=== Exercise materials ===

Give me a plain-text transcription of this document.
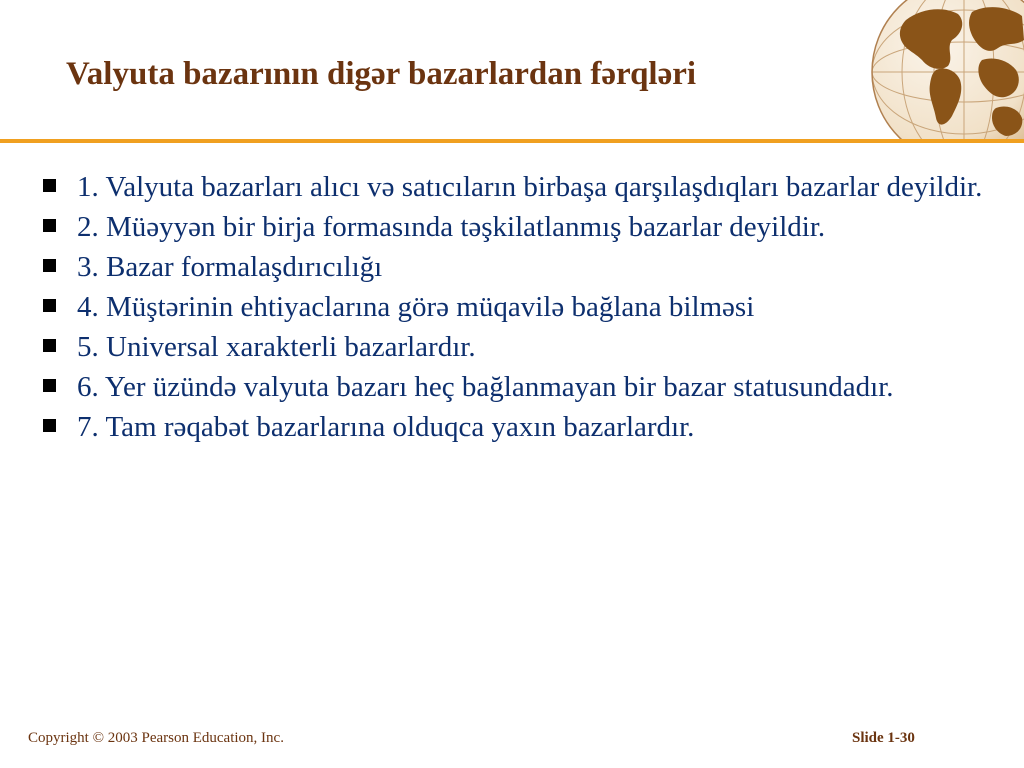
Valyuta bazarının digər bazarlardan fərqləri
1. Valyuta bazarları alıcı və satıcıların birbaşa qarşılaşdıqları bazarlar deyildir.
2. Müəyyən bir birja formasında təşkilatlanmış bazarlar deyildir.
3. Bazar formalaşdırıcılığı
4. Müştərinin ehtiyaclarına görə müqavilə bağlana bilməsi
5. Universal xarakterli bazarlardır.
6. Yer üzündə valyuta bazarı heç bağlanmayan bir bazar statusundadır.
7. Tam rəqabət bazarlarına olduqca yaxın bazarlardır.
Copyright © 2003 Pearson Education, Inc.	Slide 1-30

===

_Task_
Repeat the material above word for word, please, apart from its images.

_Result of this exercise_
Give me a plain-text transcription of this document.
Valyuta bazarının digər bazarlardan fərqləri
1. Valyuta bazarları alıcı və satıcıların birbaşa qarşılaşdıqları bazarlar deyildir.
2. Müəyyən bir birja formasında təşkilatlanmış bazarlar deyildir.
3. Bazar formalaşdırıcılığı
4. Müştərinin ehtiyaclarına görə müqavilə bağlana bilməsi
5. Universal xarakterli bazarlardır.
6. Yer üzündə valyuta bazarı heç bağlanmayan bir bazar statusundadır.
7. Tam rəqabət bazarlarına olduqca yaxın bazarlardır.
Copyright © 2003 Pearson Education, Inc.	Slide 1-30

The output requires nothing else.